#### REQUIRED TASK:
For this exercise, copy out each line of the material below that includes "человек".

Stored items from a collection
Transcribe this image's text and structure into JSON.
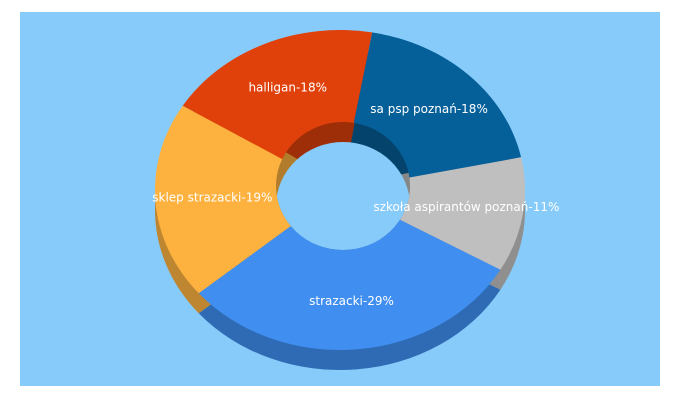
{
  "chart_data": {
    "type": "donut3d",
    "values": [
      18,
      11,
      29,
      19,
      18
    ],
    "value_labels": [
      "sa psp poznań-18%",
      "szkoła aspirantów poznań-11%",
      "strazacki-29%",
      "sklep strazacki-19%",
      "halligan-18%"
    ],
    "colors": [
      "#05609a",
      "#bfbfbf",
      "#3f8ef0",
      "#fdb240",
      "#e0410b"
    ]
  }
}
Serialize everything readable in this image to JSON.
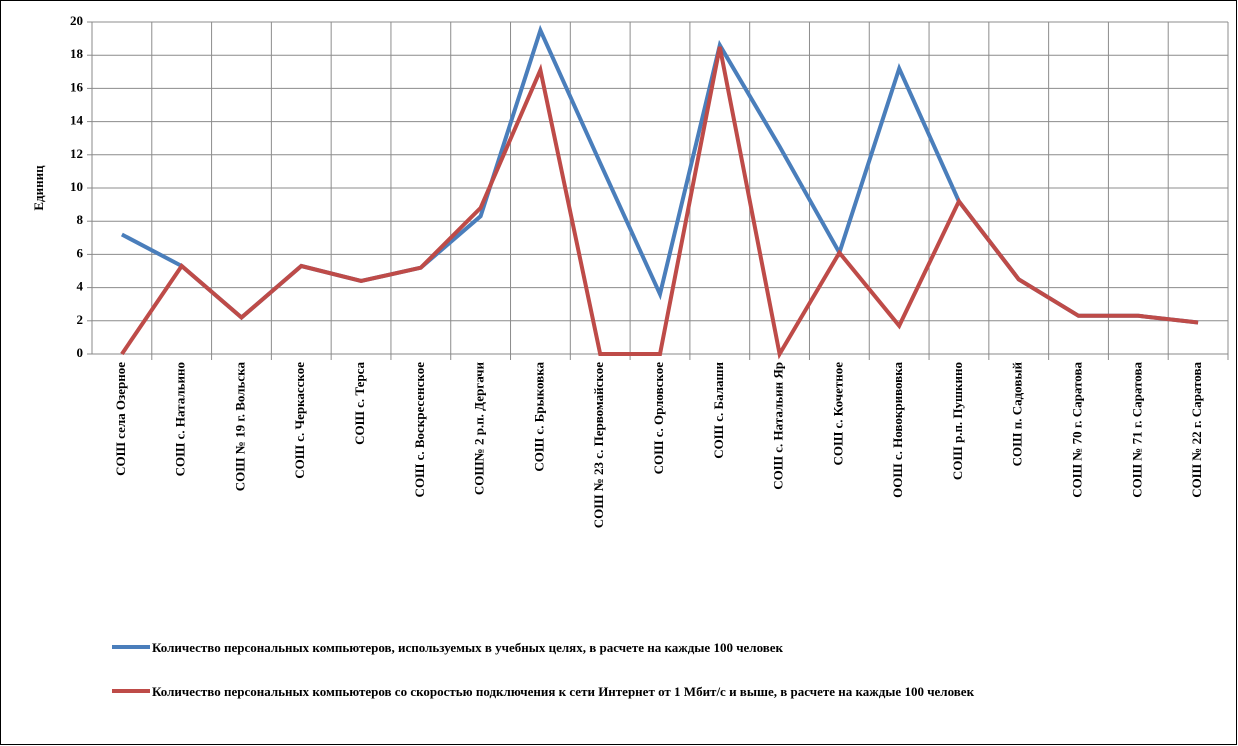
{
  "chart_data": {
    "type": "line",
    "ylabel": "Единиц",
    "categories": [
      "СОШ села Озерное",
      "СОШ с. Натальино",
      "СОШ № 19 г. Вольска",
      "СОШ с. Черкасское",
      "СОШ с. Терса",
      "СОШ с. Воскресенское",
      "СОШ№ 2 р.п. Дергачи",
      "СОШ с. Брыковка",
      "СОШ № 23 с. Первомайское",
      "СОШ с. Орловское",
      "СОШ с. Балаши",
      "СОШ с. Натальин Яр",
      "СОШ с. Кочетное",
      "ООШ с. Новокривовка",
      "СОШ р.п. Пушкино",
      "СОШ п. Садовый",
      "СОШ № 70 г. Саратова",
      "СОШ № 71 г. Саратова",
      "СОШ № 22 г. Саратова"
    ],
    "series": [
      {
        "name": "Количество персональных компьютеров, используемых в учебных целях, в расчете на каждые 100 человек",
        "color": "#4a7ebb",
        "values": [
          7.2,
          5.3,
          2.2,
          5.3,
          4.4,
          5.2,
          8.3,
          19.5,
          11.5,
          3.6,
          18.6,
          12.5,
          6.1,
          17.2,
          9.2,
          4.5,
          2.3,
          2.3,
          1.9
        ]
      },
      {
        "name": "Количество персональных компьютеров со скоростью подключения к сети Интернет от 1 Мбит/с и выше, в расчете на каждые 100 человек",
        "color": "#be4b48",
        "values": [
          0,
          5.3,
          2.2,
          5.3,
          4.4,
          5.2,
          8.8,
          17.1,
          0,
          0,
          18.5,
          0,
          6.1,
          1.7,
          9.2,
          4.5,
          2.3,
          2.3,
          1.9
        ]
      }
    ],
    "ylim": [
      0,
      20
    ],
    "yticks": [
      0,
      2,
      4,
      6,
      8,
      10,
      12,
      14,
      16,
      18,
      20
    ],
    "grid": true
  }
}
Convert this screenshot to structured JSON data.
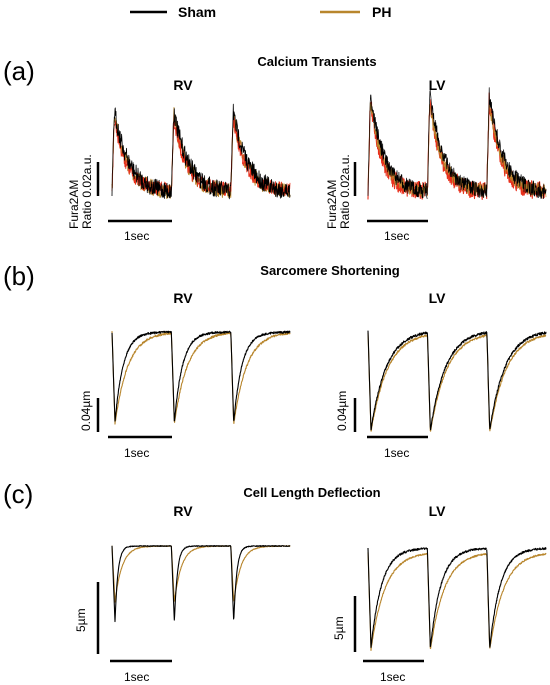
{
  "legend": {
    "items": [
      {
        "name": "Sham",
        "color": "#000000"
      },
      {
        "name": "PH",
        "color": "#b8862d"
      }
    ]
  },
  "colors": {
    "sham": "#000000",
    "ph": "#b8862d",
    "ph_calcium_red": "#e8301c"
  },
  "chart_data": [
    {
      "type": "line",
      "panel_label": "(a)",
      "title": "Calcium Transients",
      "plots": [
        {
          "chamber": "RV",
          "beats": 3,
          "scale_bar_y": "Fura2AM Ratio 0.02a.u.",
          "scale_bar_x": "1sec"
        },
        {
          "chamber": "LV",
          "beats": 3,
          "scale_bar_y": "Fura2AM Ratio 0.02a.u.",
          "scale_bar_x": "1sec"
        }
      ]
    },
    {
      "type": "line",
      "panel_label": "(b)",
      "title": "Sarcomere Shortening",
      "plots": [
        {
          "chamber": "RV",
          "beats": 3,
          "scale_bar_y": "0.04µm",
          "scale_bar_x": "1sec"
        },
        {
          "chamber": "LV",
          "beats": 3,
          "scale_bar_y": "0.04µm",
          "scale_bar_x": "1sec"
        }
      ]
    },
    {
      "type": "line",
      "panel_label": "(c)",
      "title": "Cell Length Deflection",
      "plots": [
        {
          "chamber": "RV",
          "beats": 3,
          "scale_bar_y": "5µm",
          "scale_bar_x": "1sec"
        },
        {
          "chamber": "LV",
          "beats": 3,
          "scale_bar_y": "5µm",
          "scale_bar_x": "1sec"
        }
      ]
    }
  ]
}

#### COMPLETE ANSWER:
        "name": "Количество персональных компьютеров, используемых в учебных целях, в расчете на каждые 100 человек",
        "name": "Количество персональных компьютеров со скоростью подключения к сети Интернет от 1 Мбит/с и выше, в расчете на каждые 100 человек",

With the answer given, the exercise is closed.